(Records from a collection of figures)
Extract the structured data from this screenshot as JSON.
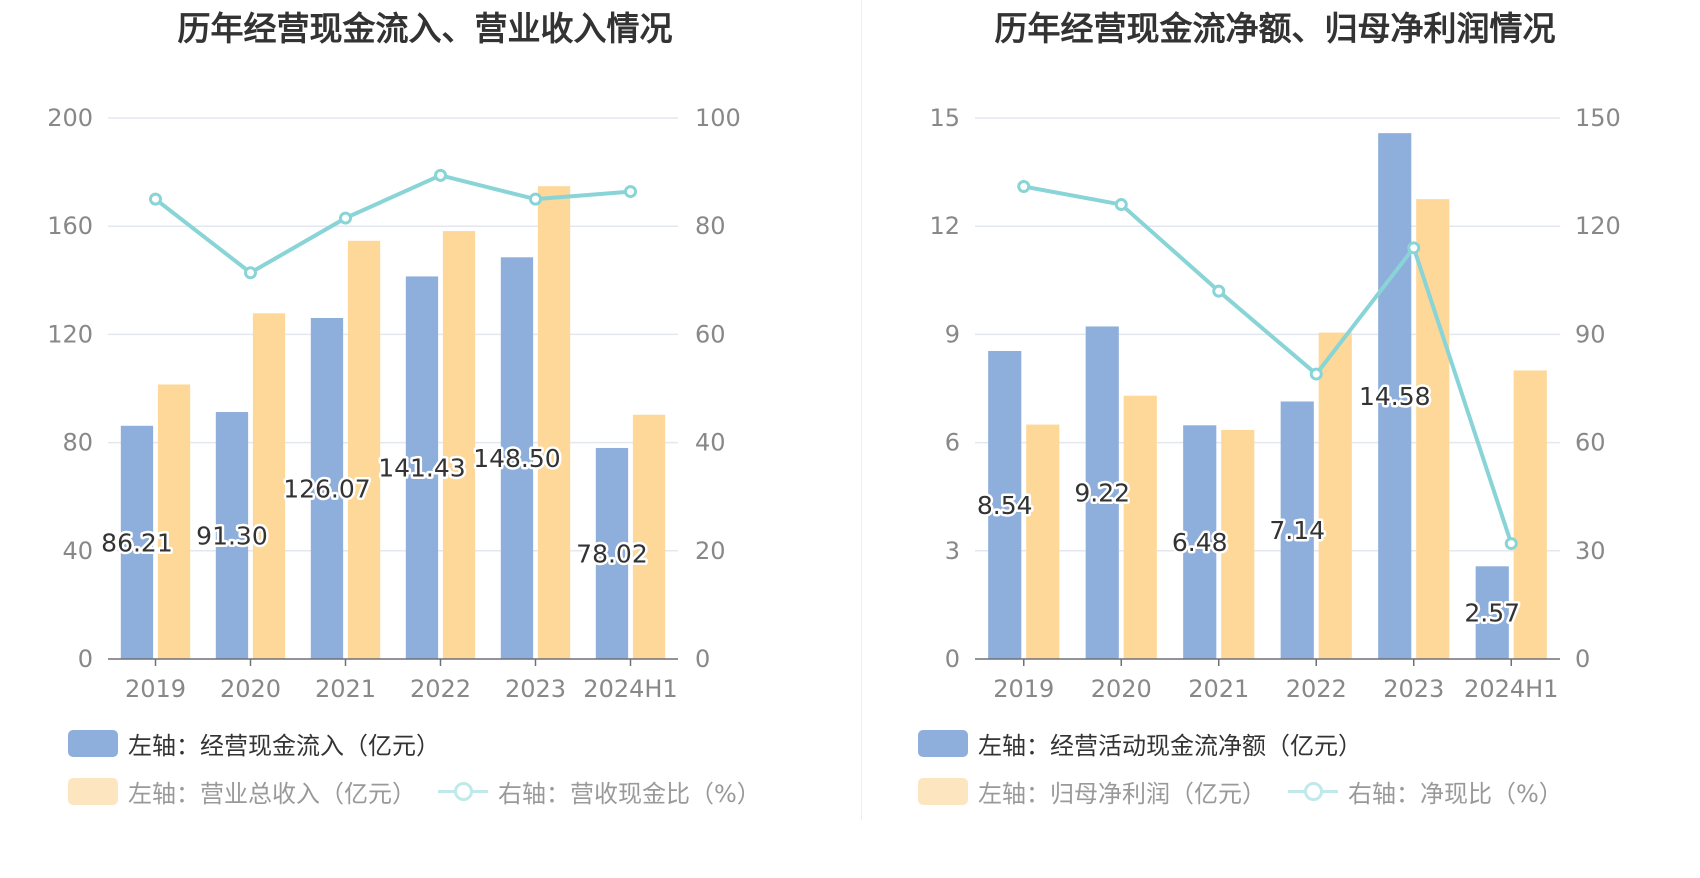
{
  "charts": [
    {
      "title": "历年经营现金流入、营业收入情况",
      "legend": [
        {
          "label": "左轴：经营现金流入（亿元）",
          "kind": "bar",
          "color": "#8eaedb",
          "text_color": "#333333"
        },
        {
          "label": "左轴：营业总收入（亿元）",
          "kind": "bar",
          "color": "#fde6bf",
          "text_color": "#999999"
        },
        {
          "label": "右轴：营收现金比（%）",
          "kind": "line",
          "color": "#bfe9ea",
          "text_color": "#999999"
        }
      ]
    },
    {
      "title": "历年经营现金流净额、归母净利润情况",
      "legend": [
        {
          "label": "左轴：经营活动现金流净额（亿元）",
          "kind": "bar",
          "color": "#8eaedb",
          "text_color": "#333333"
        },
        {
          "label": "左轴：归母净利润（亿元）",
          "kind": "bar",
          "color": "#fde6bf",
          "text_color": "#999999"
        },
        {
          "label": "右轴：净现比（%）",
          "kind": "line",
          "color": "#bfe9ea",
          "text_color": "#999999"
        }
      ]
    }
  ],
  "chart_data": [
    {
      "type": "bar",
      "title": "历年经营现金流入、营业收入情况",
      "categories": [
        "2019",
        "2020",
        "2021",
        "2022",
        "2023",
        "2024H1"
      ],
      "left_axis": {
        "ylim": [
          0,
          200
        ],
        "ticks": [
          "0",
          "40",
          "80",
          "120",
          "160",
          "200"
        ]
      },
      "right_axis": {
        "ylim": [
          0,
          100
        ],
        "ticks": [
          "0",
          "20",
          "40",
          "60",
          "80",
          "100"
        ]
      },
      "grid": true,
      "series": [
        {
          "name": "左轴：经营现金流入（亿元）",
          "axis": "left",
          "type": "bar",
          "color": "#8eaedb",
          "values": [
            86.21,
            91.3,
            126.07,
            141.43,
            148.5,
            78.02
          ],
          "labels": [
            "86.21",
            "91.30",
            "126.07",
            "141.43",
            "148.50",
            "78.02"
          ]
        },
        {
          "name": "左轴：营业总收入（亿元）",
          "axis": "left",
          "type": "bar",
          "color": "#fed899",
          "values": [
            101.5,
            127.8,
            154.6,
            158.2,
            174.8,
            90.3
          ]
        },
        {
          "name": "右轴：营收现金比（%）",
          "axis": "right",
          "type": "line",
          "color": "#88d4d6",
          "values": [
            85,
            71.4,
            81.5,
            89.4,
            85,
            86.4
          ]
        }
      ]
    },
    {
      "type": "bar",
      "title": "历年经营现金流净额、归母净利润情况",
      "categories": [
        "2019",
        "2020",
        "2021",
        "2022",
        "2023",
        "2024H1"
      ],
      "left_axis": {
        "ylim": [
          0,
          15
        ],
        "ticks": [
          "0",
          "3",
          "6",
          "9",
          "12",
          "15"
        ]
      },
      "right_axis": {
        "ylim": [
          0,
          150
        ],
        "ticks": [
          "0",
          "30",
          "60",
          "90",
          "120",
          "150"
        ]
      },
      "grid": true,
      "series": [
        {
          "name": "左轴：经营活动现金流净额（亿元）",
          "axis": "left",
          "type": "bar",
          "color": "#8eaedb",
          "values": [
            8.54,
            9.22,
            6.48,
            7.14,
            14.58,
            2.57
          ],
          "labels": [
            "8.54",
            "9.22",
            "6.48",
            "7.14",
            "14.58",
            "2.57"
          ]
        },
        {
          "name": "左轴：归母净利润（亿元）",
          "axis": "left",
          "type": "bar",
          "color": "#fed899",
          "values": [
            6.5,
            7.3,
            6.35,
            9.05,
            12.75,
            8.0
          ]
        },
        {
          "name": "右轴：净现比（%）",
          "axis": "right",
          "type": "line",
          "color": "#88d4d6",
          "values": [
            131,
            126,
            102,
            79,
            114,
            32
          ]
        }
      ]
    }
  ]
}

### EXERCISE DESCRIPTION
Reproduce the full material exactly, excluding the pictures.

### TASK SOLUTION
Extract the structured data from this screenshot as JSON.
{
  "charts": [
    {
      "title": "历年经营现金流入、营业收入情况",
      "legend": [
        {
          "label": "左轴：经营现金流入（亿元）",
          "kind": "bar",
          "color": "#8eaedb",
          "text_color": "#333333"
        },
        {
          "label": "左轴：营业总收入（亿元）",
          "kind": "bar",
          "color": "#fde6bf",
          "text_color": "#999999"
        },
        {
          "label": "右轴：营收现金比（%）",
          "kind": "line",
          "color": "#bfe9ea",
          "text_color": "#999999"
        }
      ]
    },
    {
      "title": "历年经营现金流净额、归母净利润情况",
      "legend": [
        {
          "label": "左轴：经营活动现金流净额（亿元）",
          "kind": "bar",
          "color": "#8eaedb",
          "text_color": "#333333"
        },
        {
          "label": "左轴：归母净利润（亿元）",
          "kind": "bar",
          "color": "#fde6bf",
          "text_color": "#999999"
        },
        {
          "label": "右轴：净现比（%）",
          "kind": "line",
          "color": "#bfe9ea",
          "text_color": "#999999"
        }
      ]
    }
  ],
  "chart_data": [
    {
      "type": "bar",
      "title": "历年经营现金流入、营业收入情况",
      "categories": [
        "2019",
        "2020",
        "2021",
        "2022",
        "2023",
        "2024H1"
      ],
      "left_axis": {
        "ylim": [
          0,
          200
        ],
        "ticks": [
          "0",
          "40",
          "80",
          "120",
          "160",
          "200"
        ]
      },
      "right_axis": {
        "ylim": [
          0,
          100
        ],
        "ticks": [
          "0",
          "20",
          "40",
          "60",
          "80",
          "100"
        ]
      },
      "grid": true,
      "series": [
        {
          "name": "左轴：经营现金流入（亿元）",
          "axis": "left",
          "type": "bar",
          "color": "#8eaedb",
          "values": [
            86.21,
            91.3,
            126.07,
            141.43,
            148.5,
            78.02
          ],
          "labels": [
            "86.21",
            "91.30",
            "126.07",
            "141.43",
            "148.50",
            "78.02"
          ]
        },
        {
          "name": "左轴：营业总收入（亿元）",
          "axis": "left",
          "type": "bar",
          "color": "#fed899",
          "values": [
            101.5,
            127.8,
            154.6,
            158.2,
            174.8,
            90.3
          ]
        },
        {
          "name": "右轴：营收现金比（%）",
          "axis": "right",
          "type": "line",
          "color": "#88d4d6",
          "values": [
            85,
            71.4,
            81.5,
            89.4,
            85,
            86.4
          ]
        }
      ]
    },
    {
      "type": "bar",
      "title": "历年经营现金流净额、归母净利润情况",
      "categories": [
        "2019",
        "2020",
        "2021",
        "2022",
        "2023",
        "2024H1"
      ],
      "left_axis": {
        "ylim": [
          0,
          15
        ],
        "ticks": [
          "0",
          "3",
          "6",
          "9",
          "12",
          "15"
        ]
      },
      "right_axis": {
        "ylim": [
          0,
          150
        ],
        "ticks": [
          "0",
          "30",
          "60",
          "90",
          "120",
          "150"
        ]
      },
      "grid": true,
      "series": [
        {
          "name": "左轴：经营活动现金流净额（亿元）",
          "axis": "left",
          "type": "bar",
          "color": "#8eaedb",
          "values": [
            8.54,
            9.22,
            6.48,
            7.14,
            14.58,
            2.57
          ],
          "labels": [
            "8.54",
            "9.22",
            "6.48",
            "7.14",
            "14.58",
            "2.57"
          ]
        },
        {
          "name": "左轴：归母净利润（亿元）",
          "axis": "left",
          "type": "bar",
          "color": "#fed899",
          "values": [
            6.5,
            7.3,
            6.35,
            9.05,
            12.75,
            8.0
          ]
        },
        {
          "name": "右轴：净现比（%）",
          "axis": "right",
          "type": "line",
          "color": "#88d4d6",
          "values": [
            131,
            126,
            102,
            79,
            114,
            32
          ]
        }
      ]
    }
  ]
}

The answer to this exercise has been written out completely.